Output every line below without omitting or altering anything.

+++++

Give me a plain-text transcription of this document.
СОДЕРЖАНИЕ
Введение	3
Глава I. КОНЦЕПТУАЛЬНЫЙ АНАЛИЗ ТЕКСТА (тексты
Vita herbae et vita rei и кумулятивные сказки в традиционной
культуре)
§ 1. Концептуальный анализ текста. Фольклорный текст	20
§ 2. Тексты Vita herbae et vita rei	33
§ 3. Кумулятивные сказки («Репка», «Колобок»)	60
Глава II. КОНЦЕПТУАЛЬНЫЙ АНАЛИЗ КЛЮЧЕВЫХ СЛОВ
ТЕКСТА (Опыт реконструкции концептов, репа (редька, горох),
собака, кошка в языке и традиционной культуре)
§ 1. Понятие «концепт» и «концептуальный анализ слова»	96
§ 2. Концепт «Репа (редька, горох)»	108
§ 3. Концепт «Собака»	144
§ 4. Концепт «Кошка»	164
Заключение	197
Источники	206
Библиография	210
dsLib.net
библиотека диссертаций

+++++

*FULL RESPONSE*:
Give me a plain-text transcription of this document.
СОДЕРЖАНИЕ
Введение	3
Глава I. КОНЦЕПТУАЛЬНЫЙ АНАЛИЗ ТЕКСТА (тексты
Vita herbae et vita rei и кумулятивные сказки в традиционной
культуре)
§ 1. Концептуальный анализ текста. Фольклорный текст	20
§ 2. Тексты Vita herbae et vita rei	33
§ 3. Кумулятивные сказки («Репка», «Колобок»)	60
Глава II. КОНЦЕПТУАЛЬНЫЙ АНАЛИЗ КЛЮЧЕВЫХ СЛОВ
ТЕКСТА (Опыт реконструкции концептов, репа (редька, горох),
собака, кошка в языке и традиционной культуре)
§ 1. Понятие «концепт» и «концептуальный анализ слова»	96
§ 2. Концепт «Репа (редька, горох)»	108
§ 3. Концепт «Собака»	144
§ 4. Концепт «Кошка»	164
Заключение	197
Источники	206
Библиография	210
dsLib.net
библиотека диссертаций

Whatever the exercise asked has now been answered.